**Your objective**
Reproduce the listing below verbatim.

**Data provided**

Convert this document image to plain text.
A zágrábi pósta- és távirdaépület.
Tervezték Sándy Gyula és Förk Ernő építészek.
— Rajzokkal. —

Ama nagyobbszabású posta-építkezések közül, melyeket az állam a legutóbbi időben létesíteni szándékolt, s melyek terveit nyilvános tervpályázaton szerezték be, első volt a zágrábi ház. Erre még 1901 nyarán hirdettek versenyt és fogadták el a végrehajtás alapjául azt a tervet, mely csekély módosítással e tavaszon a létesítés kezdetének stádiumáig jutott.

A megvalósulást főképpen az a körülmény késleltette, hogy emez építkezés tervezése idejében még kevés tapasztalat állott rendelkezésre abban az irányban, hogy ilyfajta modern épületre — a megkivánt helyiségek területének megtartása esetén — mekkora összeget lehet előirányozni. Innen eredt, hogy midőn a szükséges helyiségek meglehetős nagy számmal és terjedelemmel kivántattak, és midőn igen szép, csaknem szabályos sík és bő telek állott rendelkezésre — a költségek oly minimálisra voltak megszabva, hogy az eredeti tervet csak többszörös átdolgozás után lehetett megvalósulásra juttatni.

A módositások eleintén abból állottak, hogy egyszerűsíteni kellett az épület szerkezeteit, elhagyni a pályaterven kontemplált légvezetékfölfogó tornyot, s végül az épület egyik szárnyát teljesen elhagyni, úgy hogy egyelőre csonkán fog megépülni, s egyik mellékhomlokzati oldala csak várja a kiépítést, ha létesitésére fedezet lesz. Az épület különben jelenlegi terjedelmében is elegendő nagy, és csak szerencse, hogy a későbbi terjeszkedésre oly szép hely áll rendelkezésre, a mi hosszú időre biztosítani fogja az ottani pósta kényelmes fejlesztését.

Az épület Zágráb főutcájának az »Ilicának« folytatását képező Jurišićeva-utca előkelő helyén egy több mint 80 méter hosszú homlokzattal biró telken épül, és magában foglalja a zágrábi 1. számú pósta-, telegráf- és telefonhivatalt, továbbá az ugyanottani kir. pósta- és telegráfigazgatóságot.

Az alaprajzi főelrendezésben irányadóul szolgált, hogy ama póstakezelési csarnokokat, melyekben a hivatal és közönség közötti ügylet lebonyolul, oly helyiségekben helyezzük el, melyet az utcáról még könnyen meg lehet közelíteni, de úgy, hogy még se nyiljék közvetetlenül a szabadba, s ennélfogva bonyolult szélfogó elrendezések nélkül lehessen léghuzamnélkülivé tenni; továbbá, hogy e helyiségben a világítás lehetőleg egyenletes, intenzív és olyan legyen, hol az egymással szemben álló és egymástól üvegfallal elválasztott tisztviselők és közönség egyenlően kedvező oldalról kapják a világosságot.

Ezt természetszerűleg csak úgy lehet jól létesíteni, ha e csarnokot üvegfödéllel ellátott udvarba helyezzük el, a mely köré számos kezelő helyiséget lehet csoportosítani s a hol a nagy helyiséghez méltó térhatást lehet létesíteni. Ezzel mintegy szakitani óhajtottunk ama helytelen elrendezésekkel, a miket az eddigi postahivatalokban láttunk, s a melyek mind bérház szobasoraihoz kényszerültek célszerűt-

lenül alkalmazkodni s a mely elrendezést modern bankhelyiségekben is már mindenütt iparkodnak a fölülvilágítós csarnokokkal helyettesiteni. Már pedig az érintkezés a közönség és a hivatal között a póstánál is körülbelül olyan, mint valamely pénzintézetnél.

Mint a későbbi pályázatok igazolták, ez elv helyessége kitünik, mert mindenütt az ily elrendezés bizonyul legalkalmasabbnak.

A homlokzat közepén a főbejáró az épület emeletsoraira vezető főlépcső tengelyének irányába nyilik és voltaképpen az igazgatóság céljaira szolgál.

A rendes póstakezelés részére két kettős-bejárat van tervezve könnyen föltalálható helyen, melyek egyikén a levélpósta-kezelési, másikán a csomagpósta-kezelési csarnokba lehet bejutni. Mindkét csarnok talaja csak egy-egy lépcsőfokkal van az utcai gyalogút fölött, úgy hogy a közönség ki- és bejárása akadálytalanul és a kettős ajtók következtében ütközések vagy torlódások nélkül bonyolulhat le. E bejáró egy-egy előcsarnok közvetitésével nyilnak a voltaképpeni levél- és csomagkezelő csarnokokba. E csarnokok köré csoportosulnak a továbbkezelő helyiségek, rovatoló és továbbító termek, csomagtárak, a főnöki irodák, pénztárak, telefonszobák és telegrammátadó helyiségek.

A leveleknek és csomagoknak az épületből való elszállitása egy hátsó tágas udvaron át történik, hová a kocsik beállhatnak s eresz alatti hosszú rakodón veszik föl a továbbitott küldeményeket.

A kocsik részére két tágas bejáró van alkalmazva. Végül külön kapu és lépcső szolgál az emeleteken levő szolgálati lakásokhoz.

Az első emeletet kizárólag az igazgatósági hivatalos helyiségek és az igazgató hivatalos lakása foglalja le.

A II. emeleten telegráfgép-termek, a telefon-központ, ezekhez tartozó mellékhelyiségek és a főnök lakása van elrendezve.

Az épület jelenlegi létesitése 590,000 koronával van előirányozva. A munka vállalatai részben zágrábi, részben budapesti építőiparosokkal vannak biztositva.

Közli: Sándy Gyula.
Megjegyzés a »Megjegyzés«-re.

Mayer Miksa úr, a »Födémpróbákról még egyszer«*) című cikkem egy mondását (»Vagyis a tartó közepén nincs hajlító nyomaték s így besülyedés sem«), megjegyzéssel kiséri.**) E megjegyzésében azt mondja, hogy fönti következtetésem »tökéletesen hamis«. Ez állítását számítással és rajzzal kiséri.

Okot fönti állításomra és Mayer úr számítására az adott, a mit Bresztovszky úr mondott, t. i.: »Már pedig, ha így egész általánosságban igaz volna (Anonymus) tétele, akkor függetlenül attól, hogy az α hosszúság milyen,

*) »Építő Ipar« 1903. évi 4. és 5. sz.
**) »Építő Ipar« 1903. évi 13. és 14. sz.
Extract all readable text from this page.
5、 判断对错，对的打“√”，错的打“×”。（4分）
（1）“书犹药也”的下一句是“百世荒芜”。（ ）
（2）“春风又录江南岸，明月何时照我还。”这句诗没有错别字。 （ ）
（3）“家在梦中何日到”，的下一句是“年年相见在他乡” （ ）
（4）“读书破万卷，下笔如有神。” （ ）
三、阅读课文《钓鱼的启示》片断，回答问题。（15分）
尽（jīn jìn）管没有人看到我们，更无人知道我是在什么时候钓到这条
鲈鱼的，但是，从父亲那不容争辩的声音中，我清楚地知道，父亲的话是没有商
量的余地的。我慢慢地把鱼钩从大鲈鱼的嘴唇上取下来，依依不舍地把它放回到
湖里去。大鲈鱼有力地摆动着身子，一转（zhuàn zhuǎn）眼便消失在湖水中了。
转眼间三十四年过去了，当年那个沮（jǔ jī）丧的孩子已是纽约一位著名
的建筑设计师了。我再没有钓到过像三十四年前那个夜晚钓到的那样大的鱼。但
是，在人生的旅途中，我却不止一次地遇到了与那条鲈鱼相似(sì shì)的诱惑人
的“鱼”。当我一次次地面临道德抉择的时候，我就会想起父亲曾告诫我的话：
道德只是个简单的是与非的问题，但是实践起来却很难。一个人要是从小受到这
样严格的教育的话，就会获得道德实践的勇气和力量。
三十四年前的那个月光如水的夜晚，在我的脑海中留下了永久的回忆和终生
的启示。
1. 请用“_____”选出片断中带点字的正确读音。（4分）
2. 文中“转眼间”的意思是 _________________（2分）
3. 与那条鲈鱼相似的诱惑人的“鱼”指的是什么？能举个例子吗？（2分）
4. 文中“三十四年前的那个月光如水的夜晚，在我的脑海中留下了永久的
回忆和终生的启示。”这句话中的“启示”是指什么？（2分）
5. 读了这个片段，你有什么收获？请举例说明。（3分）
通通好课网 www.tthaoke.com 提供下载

**Answer for the task**
Convert this document image to plain text.
A zágrábi pósta- és távirdaépület.
Tervezték Sándy Gyula és Förk Ernő építészek.
— Rajzokkal. —

Ama nagyobbszabású posta-építkezések közül, melyeket az állam a legutóbbi időben létesíteni szándékolt, s melyek terveit nyilvános tervpályázaton szerezték be, első volt a zágrábi ház. Erre még 1901 nyarán hirdettek versenyt és fogadták el a végrehajtás alapjául azt a tervet, mely csekély módosítással e tavaszon a létesítés kezdetének stádiumáig jutott.

A megvalósulást főképpen az a körülmény késleltette, hogy emez építkezés tervezése idejében még kevés tapasztalat állott rendelkezésre abban az irányban, hogy ilyfajta modern épületre — a megkivánt helyiségek területének megtartása esetén — mekkora összeget lehet előirányozni. Innen eredt, hogy midőn a szükséges helyiségek meglehetős nagy számmal és terjedelemmel kivántattak, és midőn igen szép, csaknem szabályos sík és bő telek állott rendelkezésre — a költségek oly minimálisra voltak megszabva, hogy az eredeti tervet csak többszörös átdolgozás után lehetett megvalósulásra juttatni.

A módositások eleintén abból állottak, hogy egyszerűsíteni kellett az épület szerkezeteit, elhagyni a pályaterven kontemplált légvezetékfölfogó tornyot, s végül az épület egyik szárnyát teljesen elhagyni, úgy hogy egyelőre csonkán fog megépülni, s egyik mellékhomlokzati oldala csak várja a kiépítést, ha létesitésére fedezet lesz. Az épület különben jelenlegi terjedelmében is elegendő nagy, és csak szerencse, hogy a későbbi terjeszkedésre oly szép hely áll rendelkezésre, a mi hosszú időre biztosítani fogja az ottani pósta kényelmes fejlesztését.

Az épület Zágráb főutcájának az »Ilicának« folytatását képező Jurišićeva-utca előkelő helyén egy több mint 80 méter hosszú homlokzattal biró telken épül, és magában foglalja a zágrábi 1. számú pósta-, telegráf- és telefonhivatalt, továbbá az ugyanottani kir. pósta- és telegráfigazgatóságot.

Az alaprajzi főelrendezésben irányadóul szolgált, hogy ama póstakezelési csarnokokat, melyekben a hivatal és közönség közötti ügylet lebonyolul, oly helyiségekben helyezzük el, melyet az utcáról még könnyen meg lehet közelíteni, de úgy, hogy még se nyiljék közvetetlenül a szabadba, s ennélfogva bonyolult szélfogó elrendezések nélkül lehessen léghuzamnélkülivé tenni; továbbá, hogy e helyiségben a világítás lehetőleg egyenletes, intenzív és olyan legyen, hol az egymással szemben álló és egymástól üvegfallal elválasztott tisztviselők és közönség egyenlően kedvező oldalról kapják a világosságot.

Ezt természetszerűleg csak úgy lehet jól létesíteni, ha e csarnokot üvegfödéllel ellátott udvarba helyezzük el, a mely köré számos kezelő helyiséget lehet csoportosítani s a hol a nagy helyiséghez méltó térhatást lehet létesíteni. Ezzel mintegy szakitani óhajtottunk ama helytelen elrendezésekkel, a miket az eddigi postahivatalokban láttunk, s a melyek mind bérház szobasoraihoz kényszerültek célszerűt-

lenül alkalmazkodni s a mely elrendezést modern bankhelyiségekben is már mindenütt iparkodnak a fölülvilágítós csarnokokkal helyettesiteni. Már pedig az érintkezés a közönség és a hivatal között a póstánál is körülbelül olyan, mint valamely pénzintézetnél.

Mint a későbbi pályázatok igazolták, ez elv helyessége kitünik, mert mindenütt az ily elrendezés bizonyul legalkalmasabbnak.

A homlokzat közepén a főbejáró az épület emeletsoraira vezető főlépcső tengelyének irányába nyilik és voltaképpen az igazgatóság céljaira szolgál.

A rendes póstakezelés részére két kettős-bejárat van tervezve könnyen föltalálható helyen, melyek egyikén a levélpósta-kezelési, másikán a csomagpósta-kezelési csarnokba lehet bejutni. Mindkét csarnok talaja csak egy-egy lépcsőfokkal van az utcai gyalogút fölött, úgy hogy a közönség ki- és bejárása akadálytalanul és a kettős ajtók következtében ütközések vagy torlódások nélkül bonyolulhat le. E bejáró egy-egy előcsarnok közvetitésével nyilnak a voltaképpeni levél- és csomagkezelő csarnokokba. E csarnokok köré csoportosulnak a továbbkezelő helyiségek, rovatoló és továbbító termek, csomagtárak, a főnöki irodák, pénztárak, telefonszobák és telegrammátadó helyiségek.

A leveleknek és csomagoknak az épületből való elszállitása egy hátsó tágas udvaron át történik, hová a kocsik beállhatnak s eresz alatti hosszú rakodón veszik föl a továbbitott küldeményeket.

A kocsik részére két tágas bejáró van alkalmazva. Végül külön kapu és lépcső szolgál az emeleteken levő szolgálati lakásokhoz.

Az első emeletet kizárólag az igazgatósági hivatalos helyiségek és az igazgató hivatalos lakása foglalja le.

A II. emeleten telegráfgép-termek, a telefon-központ, ezekhez tartozó mellékhelyiségek és a főnök lakása van elrendezve.

Az épület jelenlegi létesitése 590,000 koronával van előirányozva. A munka vállalatai részben zágrábi, részben budapesti építőiparosokkal vannak biztositva.

Közli: Sándy Gyula.
Megjegyzés a »Megjegyzés«-re.

Mayer Miksa úr, a »Födémpróbákról még egyszer«*) című cikkem egy mondását (»Vagyis a tartó közepén nincs hajlító nyomaték s így besülyedés sem«), megjegyzéssel kiséri.**) E megjegyzésében azt mondja, hogy fönti következtetésem »tökéletesen hamis«. Ez állítását számítással és rajzzal kiséri.

Okot fönti állításomra és Mayer úr számítására az adott, a mit Bresztovszky úr mondott, t. i.: »Már pedig, ha így egész általánosságban igaz volna (Anonymus) tétele, akkor függetlenül attól, hogy az α hosszúság milyen,

*) »Építő Ipar« 1903. évi 4. és 5. sz.
**) »Építő Ipar« 1903. évi 13. és 14. sz.
Extract all readable text from this page.
5、 判断对错，对的打“√”，错的打“×”。（4分）
（1）“书犹药也”的下一句是“百世荒芜”。（ ）
（2）“春风又录江南岸，明月何时照我还。”这句诗没有错别字。 （ ）
（3）“家在梦中何日到”，的下一句是“年年相见在他乡” （ ）
（4）“读书破万卷，下笔如有神。” （ ）
三、阅读课文《钓鱼的启示》片断，回答问题。（15分）
尽（jīn jìn）管没有人看到我们，更无人知道我是在什么时候钓到这条
鲈鱼的，但是，从父亲那不容争辩的声音中，我清楚地知道，父亲的话是没有商
量的余地的。我慢慢地把鱼钩从大鲈鱼的嘴唇上取下来，依依不舍地把它放回到
湖里去。大鲈鱼有力地摆动着身子，一转（zhuàn zhuǎn）眼便消失在湖水中了。
转眼间三十四年过去了，当年那个沮（jǔ jī）丧的孩子已是纽约一位著名
的建筑设计师了。我再没有钓到过像三十四年前那个夜晚钓到的那样大的鱼。但
是，在人生的旅途中，我却不止一次地遇到了与那条鲈鱼相似(sì shì)的诱惑人
的“鱼”。当我一次次地面临道德抉择的时候，我就会想起父亲曾告诫我的话：
道德只是个简单的是与非的问题，但是实践起来却很难。一个人要是从小受到这
样严格的教育的话，就会获得道德实践的勇气和力量。
三十四年前的那个月光如水的夜晚，在我的脑海中留下了永久的回忆和终生
的启示。
1. 请用“_____”选出片断中带点字的正确读音。（4分）
2. 文中“转眼间”的意思是 _________________（2分）
3. 与那条鲈鱼相似的诱惑人的“鱼”指的是什么？能举个例子吗？（2分）
4. 文中“三十四年前的那个月光如水的夜晚，在我的脑海中留下了永久的
回忆和终生的启示。”这句话中的“启示”是指什么？（2分）
5. 读了这个片段，你有什么收获？请举例说明。（3分）
通通好课网 www.tthaoke.com 提供下载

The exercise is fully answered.